[Records excerpted from a collection]
## Start

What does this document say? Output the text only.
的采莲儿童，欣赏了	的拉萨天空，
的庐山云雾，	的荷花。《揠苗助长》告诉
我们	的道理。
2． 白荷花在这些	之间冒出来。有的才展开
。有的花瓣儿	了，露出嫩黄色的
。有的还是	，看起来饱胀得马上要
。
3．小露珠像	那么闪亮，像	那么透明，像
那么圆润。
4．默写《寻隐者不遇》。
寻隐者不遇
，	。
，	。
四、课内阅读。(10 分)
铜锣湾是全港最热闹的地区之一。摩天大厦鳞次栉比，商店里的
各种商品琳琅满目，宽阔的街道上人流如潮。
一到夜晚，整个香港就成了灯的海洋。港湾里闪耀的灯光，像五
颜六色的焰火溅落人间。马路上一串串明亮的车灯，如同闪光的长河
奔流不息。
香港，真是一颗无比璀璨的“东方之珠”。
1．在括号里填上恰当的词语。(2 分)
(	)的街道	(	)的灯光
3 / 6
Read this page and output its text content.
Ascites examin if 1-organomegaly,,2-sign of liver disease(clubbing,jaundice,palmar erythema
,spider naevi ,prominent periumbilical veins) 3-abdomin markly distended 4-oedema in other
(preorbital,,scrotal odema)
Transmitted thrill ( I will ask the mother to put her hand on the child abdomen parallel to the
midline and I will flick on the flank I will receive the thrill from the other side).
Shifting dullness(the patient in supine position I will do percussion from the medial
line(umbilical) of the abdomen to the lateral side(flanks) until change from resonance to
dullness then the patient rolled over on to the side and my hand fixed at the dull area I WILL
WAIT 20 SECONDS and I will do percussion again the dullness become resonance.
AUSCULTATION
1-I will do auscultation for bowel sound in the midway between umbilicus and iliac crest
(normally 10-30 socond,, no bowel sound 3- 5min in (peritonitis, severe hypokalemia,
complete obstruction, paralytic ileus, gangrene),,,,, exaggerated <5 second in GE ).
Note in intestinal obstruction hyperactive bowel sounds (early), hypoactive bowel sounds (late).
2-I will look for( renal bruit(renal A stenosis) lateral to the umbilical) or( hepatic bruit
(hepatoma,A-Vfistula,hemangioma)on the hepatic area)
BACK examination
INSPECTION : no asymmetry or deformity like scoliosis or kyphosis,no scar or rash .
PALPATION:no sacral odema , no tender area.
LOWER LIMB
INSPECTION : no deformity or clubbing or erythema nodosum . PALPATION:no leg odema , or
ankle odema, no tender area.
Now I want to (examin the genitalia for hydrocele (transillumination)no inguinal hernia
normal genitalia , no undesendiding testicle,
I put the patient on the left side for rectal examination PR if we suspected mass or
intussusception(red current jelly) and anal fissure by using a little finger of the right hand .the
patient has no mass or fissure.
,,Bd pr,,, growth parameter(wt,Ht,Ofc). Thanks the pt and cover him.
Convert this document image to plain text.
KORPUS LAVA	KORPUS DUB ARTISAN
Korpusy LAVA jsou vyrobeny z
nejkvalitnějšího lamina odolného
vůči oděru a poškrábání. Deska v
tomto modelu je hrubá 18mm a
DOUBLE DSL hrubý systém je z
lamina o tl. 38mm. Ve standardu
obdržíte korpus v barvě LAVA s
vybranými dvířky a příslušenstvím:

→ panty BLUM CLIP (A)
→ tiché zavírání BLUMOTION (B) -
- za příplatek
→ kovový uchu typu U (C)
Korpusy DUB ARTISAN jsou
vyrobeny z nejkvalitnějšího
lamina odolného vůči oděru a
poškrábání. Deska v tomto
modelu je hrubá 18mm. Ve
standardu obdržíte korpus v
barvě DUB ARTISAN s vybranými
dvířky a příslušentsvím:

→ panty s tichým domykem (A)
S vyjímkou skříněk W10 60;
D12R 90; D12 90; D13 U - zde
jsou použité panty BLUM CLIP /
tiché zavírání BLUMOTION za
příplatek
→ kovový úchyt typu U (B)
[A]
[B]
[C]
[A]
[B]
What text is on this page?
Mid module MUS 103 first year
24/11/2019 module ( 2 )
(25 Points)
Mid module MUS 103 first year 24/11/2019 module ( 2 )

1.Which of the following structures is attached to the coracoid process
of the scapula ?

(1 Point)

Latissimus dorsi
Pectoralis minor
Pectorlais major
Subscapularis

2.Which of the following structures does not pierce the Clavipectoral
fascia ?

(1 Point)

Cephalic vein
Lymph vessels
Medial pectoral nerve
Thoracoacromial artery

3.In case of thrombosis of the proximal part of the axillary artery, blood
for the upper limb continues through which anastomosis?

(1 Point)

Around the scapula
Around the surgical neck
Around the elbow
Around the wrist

## End

Give a word-for-word copy of the records.

What does this document say? Output the text only.
的采莲儿童，欣赏了	的拉萨天空，
的庐山云雾，	的荷花。《揠苗助长》告诉
我们	的道理。
2． 白荷花在这些	之间冒出来。有的才展开
。有的花瓣儿	了，露出嫩黄色的
。有的还是	，看起来饱胀得马上要
。
3．小露珠像	那么闪亮，像	那么透明，像
那么圆润。
4．默写《寻隐者不遇》。
寻隐者不遇
，	。
，	。
四、课内阅读。(10 分)
铜锣湾是全港最热闹的地区之一。摩天大厦鳞次栉比，商店里的
各种商品琳琅满目，宽阔的街道上人流如潮。
一到夜晚，整个香港就成了灯的海洋。港湾里闪耀的灯光，像五
颜六色的焰火溅落人间。马路上一串串明亮的车灯，如同闪光的长河
奔流不息。
香港，真是一颗无比璀璨的“东方之珠”。
1．在括号里填上恰当的词语。(2 分)
(	)的街道	(	)的灯光
3 / 6
Read this page and output its text content.
Ascites examin if 1-organomegaly,,2-sign of liver disease(clubbing,jaundice,palmar erythema
,spider naevi ,prominent periumbilical veins) 3-abdomin markly distended 4-oedema in other
(preorbital,,scrotal odema)
Transmitted thrill ( I will ask the mother to put her hand on the child abdomen parallel to the
midline and I will flick on the flank I will receive the thrill from the other side).
Shifting dullness(the patient in supine position I will do percussion from the medial
line(umbilical) of the abdomen to the lateral side(flanks) until change from resonance to
dullness then the patient rolled over on to the side and my hand fixed at the dull area I WILL
WAIT 20 SECONDS and I will do percussion again the dullness become resonance.
AUSCULTATION
1-I will do auscultation for bowel sound in the midway between umbilicus and iliac crest
(normally 10-30 socond,, no bowel sound 3- 5min in (peritonitis, severe hypokalemia,
complete obstruction, paralytic ileus, gangrene),,,,, exaggerated <5 second in GE ).
Note in intestinal obstruction hyperactive bowel sounds (early), hypoactive bowel sounds (late).
2-I will look for( renal bruit(renal A stenosis) lateral to the umbilical) or( hepatic bruit
(hepatoma,A-Vfistula,hemangioma)on the hepatic area)
BACK examination
INSPECTION : no asymmetry or deformity like scoliosis or kyphosis,no scar or rash .
PALPATION:no sacral odema , no tender area.
LOWER LIMB
INSPECTION : no deformity or clubbing or erythema nodosum . PALPATION:no leg odema , or
ankle odema, no tender area.
Now I want to (examin the genitalia for hydrocele (transillumination)no inguinal hernia
normal genitalia , no undesendiding testicle,
I put the patient on the left side for rectal examination PR if we suspected mass or
intussusception(red current jelly) and anal fissure by using a little finger of the right hand .the
patient has no mass or fissure.
,,Bd pr,,, growth parameter(wt,Ht,Ofc). Thanks the pt and cover him.
Convert this document image to plain text.
KORPUS LAVA	KORPUS DUB ARTISAN
Korpusy LAVA jsou vyrobeny z
nejkvalitnějšího lamina odolného
vůči oděru a poškrábání. Deska v
tomto modelu je hrubá 18mm a
DOUBLE DSL hrubý systém je z
lamina o tl. 38mm. Ve standardu
obdržíte korpus v barvě LAVA s
vybranými dvířky a příslušenstvím:

→ panty BLUM CLIP (A)
→ tiché zavírání BLUMOTION (B) -
- za příplatek
→ kovový uchu typu U (C)
Korpusy DUB ARTISAN jsou
vyrobeny z nejkvalitnějšího
lamina odolného vůči oděru a
poškrábání. Deska v tomto
modelu je hrubá 18mm. Ve
standardu obdržíte korpus v
barvě DUB ARTISAN s vybranými
dvířky a příslušentsvím:

→ panty s tichým domykem (A)
S vyjímkou skříněk W10 60;
D12R 90; D12 90; D13 U - zde
jsou použité panty BLUM CLIP /
tiché zavírání BLUMOTION za
příplatek
→ kovový úchyt typu U (B)
[A]
[B]
[C]
[A]
[B]
What text is on this page?
Mid module MUS 103 first year
24/11/2019 module ( 2 )
(25 Points)
Mid module MUS 103 first year 24/11/2019 module ( 2 )

1.Which of the following structures is attached to the coracoid process
of the scapula ?

(1 Point)

Latissimus dorsi
Pectoralis minor
Pectorlais major
Subscapularis

2.Which of the following structures does not pierce the Clavipectoral
fascia ?

(1 Point)

Cephalic vein
Lymph vessels
Medial pectoral nerve
Thoracoacromial artery

3.In case of thrombosis of the proximal part of the axillary artery, blood
for the upper limb continues through which anastomosis?

(1 Point)

Around the scapula
Around the surgical neck
Around the elbow
Around the wrist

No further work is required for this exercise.